◆ **WHAT YOU NEED TO DO**: All records below must be retyped exactly.

───── GIVEN RECORDS

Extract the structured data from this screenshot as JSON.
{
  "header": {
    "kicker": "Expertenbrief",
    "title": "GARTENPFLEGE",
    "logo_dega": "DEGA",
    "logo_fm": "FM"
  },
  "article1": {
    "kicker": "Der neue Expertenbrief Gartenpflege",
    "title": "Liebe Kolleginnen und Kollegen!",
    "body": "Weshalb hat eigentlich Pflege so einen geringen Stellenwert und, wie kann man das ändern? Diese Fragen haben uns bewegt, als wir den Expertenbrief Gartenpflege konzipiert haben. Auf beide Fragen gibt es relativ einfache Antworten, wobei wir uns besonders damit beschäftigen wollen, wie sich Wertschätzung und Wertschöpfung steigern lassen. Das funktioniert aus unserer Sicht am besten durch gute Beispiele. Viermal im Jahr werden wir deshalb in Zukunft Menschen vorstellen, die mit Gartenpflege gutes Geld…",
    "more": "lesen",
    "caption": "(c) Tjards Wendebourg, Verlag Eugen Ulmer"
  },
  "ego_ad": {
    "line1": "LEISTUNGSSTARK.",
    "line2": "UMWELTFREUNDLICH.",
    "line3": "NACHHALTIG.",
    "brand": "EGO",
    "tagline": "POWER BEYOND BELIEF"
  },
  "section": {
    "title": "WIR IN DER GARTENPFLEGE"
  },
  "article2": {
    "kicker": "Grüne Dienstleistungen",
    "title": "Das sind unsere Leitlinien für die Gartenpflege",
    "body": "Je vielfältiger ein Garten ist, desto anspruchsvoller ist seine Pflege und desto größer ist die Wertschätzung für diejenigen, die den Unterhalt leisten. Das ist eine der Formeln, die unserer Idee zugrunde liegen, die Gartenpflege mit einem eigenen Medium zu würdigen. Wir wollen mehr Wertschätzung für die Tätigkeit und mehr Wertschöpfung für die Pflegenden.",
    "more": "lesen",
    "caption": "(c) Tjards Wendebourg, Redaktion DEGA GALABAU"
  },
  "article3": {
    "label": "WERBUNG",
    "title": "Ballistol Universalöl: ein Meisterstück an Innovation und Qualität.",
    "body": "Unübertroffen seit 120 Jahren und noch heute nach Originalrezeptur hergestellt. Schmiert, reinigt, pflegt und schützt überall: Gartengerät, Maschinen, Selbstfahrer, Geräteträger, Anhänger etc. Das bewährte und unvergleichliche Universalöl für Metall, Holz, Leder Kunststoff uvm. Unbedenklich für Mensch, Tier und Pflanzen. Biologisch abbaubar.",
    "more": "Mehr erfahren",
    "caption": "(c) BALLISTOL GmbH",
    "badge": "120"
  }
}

──────────

◆ **WORKED ANSWER**:
Extract the structured data from this screenshot as JSON.
{
  "header": {
    "kicker": "Expertenbrief",
    "title": "GARTENPFLEGE",
    "logo_dega": "DEGA",
    "logo_fm": "FM"
  },
  "article1": {
    "kicker": "Der neue Expertenbrief Gartenpflege",
    "title": "Liebe Kolleginnen und Kollegen!",
    "body": "Weshalb hat eigentlich Pflege so einen geringen Stellenwert und, wie kann man das ändern? Diese Fragen haben uns bewegt, als wir den Expertenbrief Gartenpflege konzipiert haben. Auf beide Fragen gibt es relativ einfache Antworten, wobei wir uns besonders damit beschäftigen wollen, wie sich Wertschätzung und Wertschöpfung steigern lassen. Das funktioniert aus unserer Sicht am besten durch gute Beispiele. Viermal im Jahr werden wir deshalb in Zukunft Menschen vorstellen, die mit Gartenpflege gutes Geld…",
    "more": "lesen",
    "caption": "(c) Tjards Wendebourg, Verlag Eugen Ulmer"
  },
  "ego_ad": {
    "line1": "LEISTUNGSSTARK.",
    "line2": "UMWELTFREUNDLICH.",
    "line3": "NACHHALTIG.",
    "brand": "EGO",
    "tagline": "POWER BEYOND BELIEF"
  },
  "section": {
    "title": "WIR IN DER GARTENPFLEGE"
  },
  "article2": {
    "kicker": "Grüne Dienstleistungen",
    "title": "Das sind unsere Leitlinien für die Gartenpflege",
    "body": "Je vielfältiger ein Garten ist, desto anspruchsvoller ist seine Pflege und desto größer ist die Wertschätzung für diejenigen, die den Unterhalt leisten. Das ist eine der Formeln, die unserer Idee zugrunde liegen, die Gartenpflege mit einem eigenen Medium zu würdigen. Wir wollen mehr Wertschätzung für die Tätigkeit und mehr Wertschöpfung für die Pflegenden.",
    "more": "lesen",
    "caption": "(c) Tjards Wendebourg, Redaktion DEGA GALABAU"
  },
  "article3": {
    "label": "WERBUNG",
    "title": "Ballistol Universalöl: ein Meisterstück an Innovation und Qualität.",
    "body": "Unübertroffen seit 120 Jahren und noch heute nach Originalrezeptur hergestellt. Schmiert, reinigt, pflegt und schützt überall: Gartengerät, Maschinen, Selbstfahrer, Geräteträger, Anhänger etc. Das bewährte und unvergleichliche Universalöl für Metall, Holz, Leder Kunststoff uvm. Unbedenklich für Mensch, Tier und Pflanzen. Biologisch abbaubar.",
    "more": "Mehr erfahren",
    "caption": "(c) BALLISTOL GmbH",
    "badge": "120"
  }
}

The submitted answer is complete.